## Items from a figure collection
=====

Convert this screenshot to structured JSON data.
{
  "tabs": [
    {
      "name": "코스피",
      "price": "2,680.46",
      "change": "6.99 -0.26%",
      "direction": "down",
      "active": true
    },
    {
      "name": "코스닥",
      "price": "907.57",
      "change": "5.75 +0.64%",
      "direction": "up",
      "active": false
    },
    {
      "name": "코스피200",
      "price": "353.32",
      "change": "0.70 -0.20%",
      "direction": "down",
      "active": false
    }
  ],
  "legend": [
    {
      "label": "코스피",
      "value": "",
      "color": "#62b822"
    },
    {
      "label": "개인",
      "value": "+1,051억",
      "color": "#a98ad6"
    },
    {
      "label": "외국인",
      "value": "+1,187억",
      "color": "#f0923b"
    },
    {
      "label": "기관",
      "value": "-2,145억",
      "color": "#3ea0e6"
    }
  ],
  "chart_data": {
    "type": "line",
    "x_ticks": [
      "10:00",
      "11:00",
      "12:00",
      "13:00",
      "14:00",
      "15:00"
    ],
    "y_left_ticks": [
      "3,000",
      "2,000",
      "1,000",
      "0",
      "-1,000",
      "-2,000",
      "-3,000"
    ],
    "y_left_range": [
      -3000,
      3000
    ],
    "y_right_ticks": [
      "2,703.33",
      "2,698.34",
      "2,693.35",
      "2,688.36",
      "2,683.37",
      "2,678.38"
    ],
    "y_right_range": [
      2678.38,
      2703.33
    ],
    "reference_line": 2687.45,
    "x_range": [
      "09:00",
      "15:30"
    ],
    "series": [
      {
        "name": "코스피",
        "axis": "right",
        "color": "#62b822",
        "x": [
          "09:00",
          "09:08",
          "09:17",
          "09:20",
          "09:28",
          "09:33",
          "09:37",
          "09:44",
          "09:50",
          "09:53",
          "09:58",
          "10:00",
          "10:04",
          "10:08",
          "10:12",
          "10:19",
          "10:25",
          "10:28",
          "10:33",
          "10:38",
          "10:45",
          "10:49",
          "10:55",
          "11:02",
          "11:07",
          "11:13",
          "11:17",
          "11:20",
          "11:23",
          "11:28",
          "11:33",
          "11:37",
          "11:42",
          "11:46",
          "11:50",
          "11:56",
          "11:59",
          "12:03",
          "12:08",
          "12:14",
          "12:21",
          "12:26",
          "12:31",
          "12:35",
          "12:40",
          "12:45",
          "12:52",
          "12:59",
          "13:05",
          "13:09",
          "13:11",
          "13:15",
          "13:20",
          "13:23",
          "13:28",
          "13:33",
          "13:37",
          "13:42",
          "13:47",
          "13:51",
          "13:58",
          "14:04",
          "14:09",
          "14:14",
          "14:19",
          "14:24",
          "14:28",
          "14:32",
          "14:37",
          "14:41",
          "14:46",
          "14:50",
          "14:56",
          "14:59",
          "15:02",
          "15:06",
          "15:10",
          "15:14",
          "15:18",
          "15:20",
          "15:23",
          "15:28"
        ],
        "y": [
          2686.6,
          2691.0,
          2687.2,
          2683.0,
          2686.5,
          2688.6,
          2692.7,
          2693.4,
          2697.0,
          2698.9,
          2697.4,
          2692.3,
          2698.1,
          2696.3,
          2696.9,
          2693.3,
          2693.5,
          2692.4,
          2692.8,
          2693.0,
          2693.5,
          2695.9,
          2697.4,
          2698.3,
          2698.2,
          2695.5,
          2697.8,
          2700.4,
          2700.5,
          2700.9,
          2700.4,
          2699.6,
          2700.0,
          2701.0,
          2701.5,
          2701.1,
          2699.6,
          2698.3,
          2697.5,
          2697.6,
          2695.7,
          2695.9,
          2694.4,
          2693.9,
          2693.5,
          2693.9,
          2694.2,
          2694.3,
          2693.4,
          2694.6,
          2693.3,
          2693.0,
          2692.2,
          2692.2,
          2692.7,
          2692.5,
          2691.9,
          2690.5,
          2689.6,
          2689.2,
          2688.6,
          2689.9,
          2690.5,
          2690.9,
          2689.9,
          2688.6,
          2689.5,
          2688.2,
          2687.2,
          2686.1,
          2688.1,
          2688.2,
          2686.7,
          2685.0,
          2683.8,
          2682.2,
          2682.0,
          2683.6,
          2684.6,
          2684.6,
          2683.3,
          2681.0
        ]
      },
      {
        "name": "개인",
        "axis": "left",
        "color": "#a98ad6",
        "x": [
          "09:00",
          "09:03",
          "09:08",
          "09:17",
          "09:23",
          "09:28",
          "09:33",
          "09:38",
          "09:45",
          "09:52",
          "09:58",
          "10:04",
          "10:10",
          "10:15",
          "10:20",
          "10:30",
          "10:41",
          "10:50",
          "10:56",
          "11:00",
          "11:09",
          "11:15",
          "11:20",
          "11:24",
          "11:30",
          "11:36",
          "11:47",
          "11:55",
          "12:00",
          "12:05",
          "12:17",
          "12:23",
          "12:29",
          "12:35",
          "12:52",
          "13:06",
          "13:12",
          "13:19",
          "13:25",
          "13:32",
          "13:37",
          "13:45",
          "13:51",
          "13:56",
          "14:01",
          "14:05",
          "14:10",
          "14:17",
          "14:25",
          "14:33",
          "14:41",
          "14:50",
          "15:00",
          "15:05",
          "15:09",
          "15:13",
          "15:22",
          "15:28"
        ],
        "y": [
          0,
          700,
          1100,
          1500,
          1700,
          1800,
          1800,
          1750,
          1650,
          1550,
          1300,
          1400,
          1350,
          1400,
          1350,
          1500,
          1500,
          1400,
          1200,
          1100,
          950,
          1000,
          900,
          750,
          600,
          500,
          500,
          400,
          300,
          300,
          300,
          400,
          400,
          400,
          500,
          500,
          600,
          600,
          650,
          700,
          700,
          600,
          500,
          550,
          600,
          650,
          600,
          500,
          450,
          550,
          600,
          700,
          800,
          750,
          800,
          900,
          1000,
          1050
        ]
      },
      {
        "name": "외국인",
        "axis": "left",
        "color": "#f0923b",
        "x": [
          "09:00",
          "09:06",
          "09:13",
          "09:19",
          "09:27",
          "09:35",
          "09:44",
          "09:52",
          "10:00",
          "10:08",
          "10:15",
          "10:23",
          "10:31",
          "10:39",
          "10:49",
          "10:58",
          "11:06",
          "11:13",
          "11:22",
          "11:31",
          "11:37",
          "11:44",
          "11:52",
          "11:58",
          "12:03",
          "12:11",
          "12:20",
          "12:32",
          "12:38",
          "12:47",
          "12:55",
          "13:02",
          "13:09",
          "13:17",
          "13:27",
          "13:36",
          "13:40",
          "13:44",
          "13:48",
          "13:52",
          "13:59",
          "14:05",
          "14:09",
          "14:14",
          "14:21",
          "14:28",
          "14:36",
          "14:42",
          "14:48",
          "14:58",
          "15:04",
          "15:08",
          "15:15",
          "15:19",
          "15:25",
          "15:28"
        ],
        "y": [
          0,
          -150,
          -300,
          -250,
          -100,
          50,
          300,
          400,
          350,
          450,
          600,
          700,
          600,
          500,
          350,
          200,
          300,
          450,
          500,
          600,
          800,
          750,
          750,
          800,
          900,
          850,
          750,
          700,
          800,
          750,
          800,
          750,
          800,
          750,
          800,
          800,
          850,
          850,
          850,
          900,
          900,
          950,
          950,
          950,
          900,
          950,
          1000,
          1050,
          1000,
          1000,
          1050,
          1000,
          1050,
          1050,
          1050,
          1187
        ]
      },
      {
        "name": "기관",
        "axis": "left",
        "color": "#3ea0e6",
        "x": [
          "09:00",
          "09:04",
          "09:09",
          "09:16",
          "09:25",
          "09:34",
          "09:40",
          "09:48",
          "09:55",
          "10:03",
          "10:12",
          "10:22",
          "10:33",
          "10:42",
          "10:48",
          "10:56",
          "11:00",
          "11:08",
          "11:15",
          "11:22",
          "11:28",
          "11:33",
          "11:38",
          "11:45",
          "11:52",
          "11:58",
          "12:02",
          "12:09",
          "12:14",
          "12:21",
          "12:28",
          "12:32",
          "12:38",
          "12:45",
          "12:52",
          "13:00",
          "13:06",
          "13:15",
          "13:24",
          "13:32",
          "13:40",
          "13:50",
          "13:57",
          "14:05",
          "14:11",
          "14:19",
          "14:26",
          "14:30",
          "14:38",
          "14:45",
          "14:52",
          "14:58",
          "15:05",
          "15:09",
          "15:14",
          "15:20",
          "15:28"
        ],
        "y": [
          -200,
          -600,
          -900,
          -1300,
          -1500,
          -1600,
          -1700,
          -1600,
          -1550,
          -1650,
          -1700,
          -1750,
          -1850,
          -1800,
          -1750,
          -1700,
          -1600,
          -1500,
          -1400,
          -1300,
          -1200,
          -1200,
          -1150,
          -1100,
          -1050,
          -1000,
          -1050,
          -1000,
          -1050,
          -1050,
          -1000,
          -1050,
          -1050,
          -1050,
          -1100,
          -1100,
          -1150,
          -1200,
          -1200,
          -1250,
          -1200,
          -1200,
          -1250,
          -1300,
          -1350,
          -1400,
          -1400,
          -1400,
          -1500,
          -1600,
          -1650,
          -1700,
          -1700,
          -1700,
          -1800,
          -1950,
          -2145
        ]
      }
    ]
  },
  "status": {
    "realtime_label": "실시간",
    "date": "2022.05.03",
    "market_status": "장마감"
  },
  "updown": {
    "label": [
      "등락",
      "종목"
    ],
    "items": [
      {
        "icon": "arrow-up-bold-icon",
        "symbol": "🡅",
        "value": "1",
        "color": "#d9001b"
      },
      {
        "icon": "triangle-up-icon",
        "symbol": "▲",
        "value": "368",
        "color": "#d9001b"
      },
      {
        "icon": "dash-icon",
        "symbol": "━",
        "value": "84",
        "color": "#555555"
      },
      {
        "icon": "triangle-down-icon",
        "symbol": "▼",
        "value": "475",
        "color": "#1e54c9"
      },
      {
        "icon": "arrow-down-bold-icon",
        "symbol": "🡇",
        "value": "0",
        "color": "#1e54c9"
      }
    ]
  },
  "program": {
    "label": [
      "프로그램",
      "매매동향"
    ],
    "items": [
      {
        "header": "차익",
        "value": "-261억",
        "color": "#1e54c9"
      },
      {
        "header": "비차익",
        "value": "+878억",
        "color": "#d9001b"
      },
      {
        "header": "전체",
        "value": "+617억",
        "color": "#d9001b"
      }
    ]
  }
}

=====

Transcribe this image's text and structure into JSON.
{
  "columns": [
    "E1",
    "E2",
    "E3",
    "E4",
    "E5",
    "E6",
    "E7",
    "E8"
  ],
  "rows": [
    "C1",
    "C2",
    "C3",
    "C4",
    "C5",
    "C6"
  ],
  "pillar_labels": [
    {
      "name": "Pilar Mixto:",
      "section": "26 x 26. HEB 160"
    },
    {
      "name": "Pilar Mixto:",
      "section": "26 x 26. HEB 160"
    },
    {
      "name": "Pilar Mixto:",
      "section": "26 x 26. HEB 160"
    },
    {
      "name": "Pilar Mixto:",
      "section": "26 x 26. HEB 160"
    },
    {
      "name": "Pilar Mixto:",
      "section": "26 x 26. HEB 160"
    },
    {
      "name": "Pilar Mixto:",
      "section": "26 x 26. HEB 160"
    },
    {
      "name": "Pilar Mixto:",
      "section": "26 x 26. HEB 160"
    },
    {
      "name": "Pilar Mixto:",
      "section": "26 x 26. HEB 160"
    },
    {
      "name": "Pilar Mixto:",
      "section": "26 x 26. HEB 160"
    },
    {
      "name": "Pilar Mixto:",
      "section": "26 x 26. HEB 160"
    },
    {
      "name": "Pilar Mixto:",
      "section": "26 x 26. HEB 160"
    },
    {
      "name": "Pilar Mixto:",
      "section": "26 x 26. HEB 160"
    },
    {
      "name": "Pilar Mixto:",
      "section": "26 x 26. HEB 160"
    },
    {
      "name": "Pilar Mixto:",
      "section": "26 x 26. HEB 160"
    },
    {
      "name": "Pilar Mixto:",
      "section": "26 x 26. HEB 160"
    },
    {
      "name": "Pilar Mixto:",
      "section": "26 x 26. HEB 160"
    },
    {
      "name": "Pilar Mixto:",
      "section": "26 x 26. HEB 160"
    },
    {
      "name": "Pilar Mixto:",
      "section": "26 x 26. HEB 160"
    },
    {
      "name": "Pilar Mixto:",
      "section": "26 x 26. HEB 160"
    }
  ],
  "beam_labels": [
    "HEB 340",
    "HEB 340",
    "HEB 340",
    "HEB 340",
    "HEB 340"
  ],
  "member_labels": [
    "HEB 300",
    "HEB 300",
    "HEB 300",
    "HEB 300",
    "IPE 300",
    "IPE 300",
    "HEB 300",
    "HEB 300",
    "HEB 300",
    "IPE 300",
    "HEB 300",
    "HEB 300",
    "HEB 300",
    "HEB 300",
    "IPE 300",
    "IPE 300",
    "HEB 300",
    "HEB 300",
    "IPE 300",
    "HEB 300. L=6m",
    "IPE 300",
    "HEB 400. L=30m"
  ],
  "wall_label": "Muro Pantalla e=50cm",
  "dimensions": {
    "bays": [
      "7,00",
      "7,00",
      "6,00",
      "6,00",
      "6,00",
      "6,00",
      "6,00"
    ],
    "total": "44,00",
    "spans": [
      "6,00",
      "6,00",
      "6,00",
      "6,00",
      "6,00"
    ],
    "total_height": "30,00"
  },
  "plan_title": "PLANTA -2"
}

=====

## Written task
Which lines of the material contain the string "arrow"? List each of them.

## Solution to this exercise
        "icon": "arrow-up-bold-icon",
        "icon": "arrow-down-bold-icon",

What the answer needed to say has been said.